Collected data entries:

========================

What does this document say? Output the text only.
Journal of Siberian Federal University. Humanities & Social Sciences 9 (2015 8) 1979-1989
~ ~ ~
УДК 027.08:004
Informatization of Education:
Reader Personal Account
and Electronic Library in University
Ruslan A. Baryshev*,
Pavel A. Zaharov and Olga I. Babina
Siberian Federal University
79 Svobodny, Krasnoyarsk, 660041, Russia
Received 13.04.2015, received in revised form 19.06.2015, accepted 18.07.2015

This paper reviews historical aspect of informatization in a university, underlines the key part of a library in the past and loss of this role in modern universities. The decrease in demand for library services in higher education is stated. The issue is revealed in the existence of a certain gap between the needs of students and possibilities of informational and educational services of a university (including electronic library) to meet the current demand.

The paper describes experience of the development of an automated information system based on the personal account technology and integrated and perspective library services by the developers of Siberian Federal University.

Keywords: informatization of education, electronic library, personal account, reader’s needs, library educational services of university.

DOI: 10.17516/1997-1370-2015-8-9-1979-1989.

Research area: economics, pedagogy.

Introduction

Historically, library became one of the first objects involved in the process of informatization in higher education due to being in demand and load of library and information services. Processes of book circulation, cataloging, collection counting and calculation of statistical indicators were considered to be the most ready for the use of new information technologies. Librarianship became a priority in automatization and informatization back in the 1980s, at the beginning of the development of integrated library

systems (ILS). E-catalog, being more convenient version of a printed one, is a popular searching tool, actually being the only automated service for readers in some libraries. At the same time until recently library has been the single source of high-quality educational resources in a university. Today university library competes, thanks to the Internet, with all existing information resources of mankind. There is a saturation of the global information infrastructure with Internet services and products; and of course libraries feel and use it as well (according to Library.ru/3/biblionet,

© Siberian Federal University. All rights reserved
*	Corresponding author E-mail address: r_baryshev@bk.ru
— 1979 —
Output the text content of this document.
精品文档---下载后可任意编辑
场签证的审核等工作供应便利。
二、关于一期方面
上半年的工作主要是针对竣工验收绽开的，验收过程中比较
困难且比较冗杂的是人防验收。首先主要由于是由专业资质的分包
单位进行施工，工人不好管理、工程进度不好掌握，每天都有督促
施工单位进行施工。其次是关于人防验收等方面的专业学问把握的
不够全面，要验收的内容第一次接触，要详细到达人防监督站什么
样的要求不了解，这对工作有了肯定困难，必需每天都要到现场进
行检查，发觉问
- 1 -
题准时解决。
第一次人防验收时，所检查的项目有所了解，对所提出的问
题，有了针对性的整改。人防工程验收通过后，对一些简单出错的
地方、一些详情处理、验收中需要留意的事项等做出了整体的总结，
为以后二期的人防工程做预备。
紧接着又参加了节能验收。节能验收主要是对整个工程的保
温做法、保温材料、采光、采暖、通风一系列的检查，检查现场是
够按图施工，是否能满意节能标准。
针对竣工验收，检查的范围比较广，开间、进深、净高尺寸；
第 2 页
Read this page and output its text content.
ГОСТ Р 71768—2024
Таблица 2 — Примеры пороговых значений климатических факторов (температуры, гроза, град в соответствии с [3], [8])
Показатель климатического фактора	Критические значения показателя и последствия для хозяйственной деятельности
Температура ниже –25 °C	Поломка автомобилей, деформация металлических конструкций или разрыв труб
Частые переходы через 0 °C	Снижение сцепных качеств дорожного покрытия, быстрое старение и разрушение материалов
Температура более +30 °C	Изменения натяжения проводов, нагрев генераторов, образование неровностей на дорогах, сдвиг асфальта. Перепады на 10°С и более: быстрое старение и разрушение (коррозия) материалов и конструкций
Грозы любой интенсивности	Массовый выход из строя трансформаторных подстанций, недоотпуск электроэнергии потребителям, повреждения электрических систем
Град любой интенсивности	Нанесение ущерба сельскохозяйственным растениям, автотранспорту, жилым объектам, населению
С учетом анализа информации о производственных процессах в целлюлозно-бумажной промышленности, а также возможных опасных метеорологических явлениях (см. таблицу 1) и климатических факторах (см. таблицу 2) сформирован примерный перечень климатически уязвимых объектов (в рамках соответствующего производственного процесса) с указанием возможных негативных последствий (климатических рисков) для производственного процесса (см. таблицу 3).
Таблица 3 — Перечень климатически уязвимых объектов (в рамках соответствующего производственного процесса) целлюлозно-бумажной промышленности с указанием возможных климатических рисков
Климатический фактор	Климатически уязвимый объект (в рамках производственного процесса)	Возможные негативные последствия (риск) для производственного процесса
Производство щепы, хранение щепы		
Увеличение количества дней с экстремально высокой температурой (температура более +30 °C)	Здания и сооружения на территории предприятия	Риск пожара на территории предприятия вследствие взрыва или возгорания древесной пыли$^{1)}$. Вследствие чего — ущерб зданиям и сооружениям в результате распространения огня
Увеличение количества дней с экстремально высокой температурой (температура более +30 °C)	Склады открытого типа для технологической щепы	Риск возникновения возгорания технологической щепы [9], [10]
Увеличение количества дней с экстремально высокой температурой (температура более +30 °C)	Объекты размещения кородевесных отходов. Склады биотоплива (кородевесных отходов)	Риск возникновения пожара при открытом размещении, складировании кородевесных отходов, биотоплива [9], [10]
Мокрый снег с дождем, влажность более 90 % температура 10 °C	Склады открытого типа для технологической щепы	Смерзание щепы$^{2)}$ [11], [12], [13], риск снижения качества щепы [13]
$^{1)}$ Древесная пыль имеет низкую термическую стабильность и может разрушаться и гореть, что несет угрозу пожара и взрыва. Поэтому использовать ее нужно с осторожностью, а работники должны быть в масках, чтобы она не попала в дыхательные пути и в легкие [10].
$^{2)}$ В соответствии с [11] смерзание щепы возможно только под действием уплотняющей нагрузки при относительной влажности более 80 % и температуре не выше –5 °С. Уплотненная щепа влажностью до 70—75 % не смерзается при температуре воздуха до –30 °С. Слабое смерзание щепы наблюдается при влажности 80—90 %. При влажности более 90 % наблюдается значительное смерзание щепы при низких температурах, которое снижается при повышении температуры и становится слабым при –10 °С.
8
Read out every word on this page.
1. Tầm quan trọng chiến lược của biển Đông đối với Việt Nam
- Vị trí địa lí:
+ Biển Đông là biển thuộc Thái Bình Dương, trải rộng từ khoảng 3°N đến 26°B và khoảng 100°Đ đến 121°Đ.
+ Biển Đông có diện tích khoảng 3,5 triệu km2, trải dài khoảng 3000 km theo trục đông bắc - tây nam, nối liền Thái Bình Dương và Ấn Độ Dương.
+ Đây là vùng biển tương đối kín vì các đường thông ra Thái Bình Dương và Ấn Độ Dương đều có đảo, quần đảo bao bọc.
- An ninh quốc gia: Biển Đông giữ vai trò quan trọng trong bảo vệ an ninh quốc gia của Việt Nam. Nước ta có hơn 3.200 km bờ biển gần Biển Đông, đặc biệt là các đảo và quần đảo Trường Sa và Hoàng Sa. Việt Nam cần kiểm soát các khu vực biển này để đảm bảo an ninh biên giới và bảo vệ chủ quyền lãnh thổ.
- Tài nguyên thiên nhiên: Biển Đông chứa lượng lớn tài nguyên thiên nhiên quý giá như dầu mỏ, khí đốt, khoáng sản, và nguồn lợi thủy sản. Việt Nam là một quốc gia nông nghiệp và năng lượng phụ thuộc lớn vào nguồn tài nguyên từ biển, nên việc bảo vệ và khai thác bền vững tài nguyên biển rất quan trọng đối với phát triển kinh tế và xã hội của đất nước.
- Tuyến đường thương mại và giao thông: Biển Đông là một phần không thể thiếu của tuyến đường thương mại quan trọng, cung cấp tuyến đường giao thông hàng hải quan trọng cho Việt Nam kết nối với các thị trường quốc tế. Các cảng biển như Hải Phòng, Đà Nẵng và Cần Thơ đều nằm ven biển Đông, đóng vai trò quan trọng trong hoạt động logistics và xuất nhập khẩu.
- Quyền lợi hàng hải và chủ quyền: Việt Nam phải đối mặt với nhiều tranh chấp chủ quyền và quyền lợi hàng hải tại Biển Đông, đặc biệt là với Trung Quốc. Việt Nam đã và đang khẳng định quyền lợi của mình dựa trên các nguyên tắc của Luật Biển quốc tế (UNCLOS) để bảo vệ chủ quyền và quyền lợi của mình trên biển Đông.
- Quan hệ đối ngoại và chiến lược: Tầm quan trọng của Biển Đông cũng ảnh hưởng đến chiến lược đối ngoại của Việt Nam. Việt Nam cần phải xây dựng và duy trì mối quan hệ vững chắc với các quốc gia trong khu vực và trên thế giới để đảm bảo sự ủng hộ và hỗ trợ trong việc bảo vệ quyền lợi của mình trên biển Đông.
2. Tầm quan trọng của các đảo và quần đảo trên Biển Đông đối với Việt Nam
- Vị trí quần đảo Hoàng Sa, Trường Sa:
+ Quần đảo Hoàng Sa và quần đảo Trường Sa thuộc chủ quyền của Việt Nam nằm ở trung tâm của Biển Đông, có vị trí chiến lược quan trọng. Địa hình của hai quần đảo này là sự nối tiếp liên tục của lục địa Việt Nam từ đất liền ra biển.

========================

→ **Given instruction**
Return every line containing "khoảng".

→ **Written response**
+ Biển Đông là biển thuộc Thái Bình Dương, trải rộng từ khoảng 3°N đến 26°B và khoảng 100°Đ đến 121°Đ.
+ Biển Đông có diện tích khoảng 3,5 triệu km2, trải dài khoảng 3000 km theo trục đông bắc - tây nam, nối liền Thái Bình Dương và Ấn Độ Dương.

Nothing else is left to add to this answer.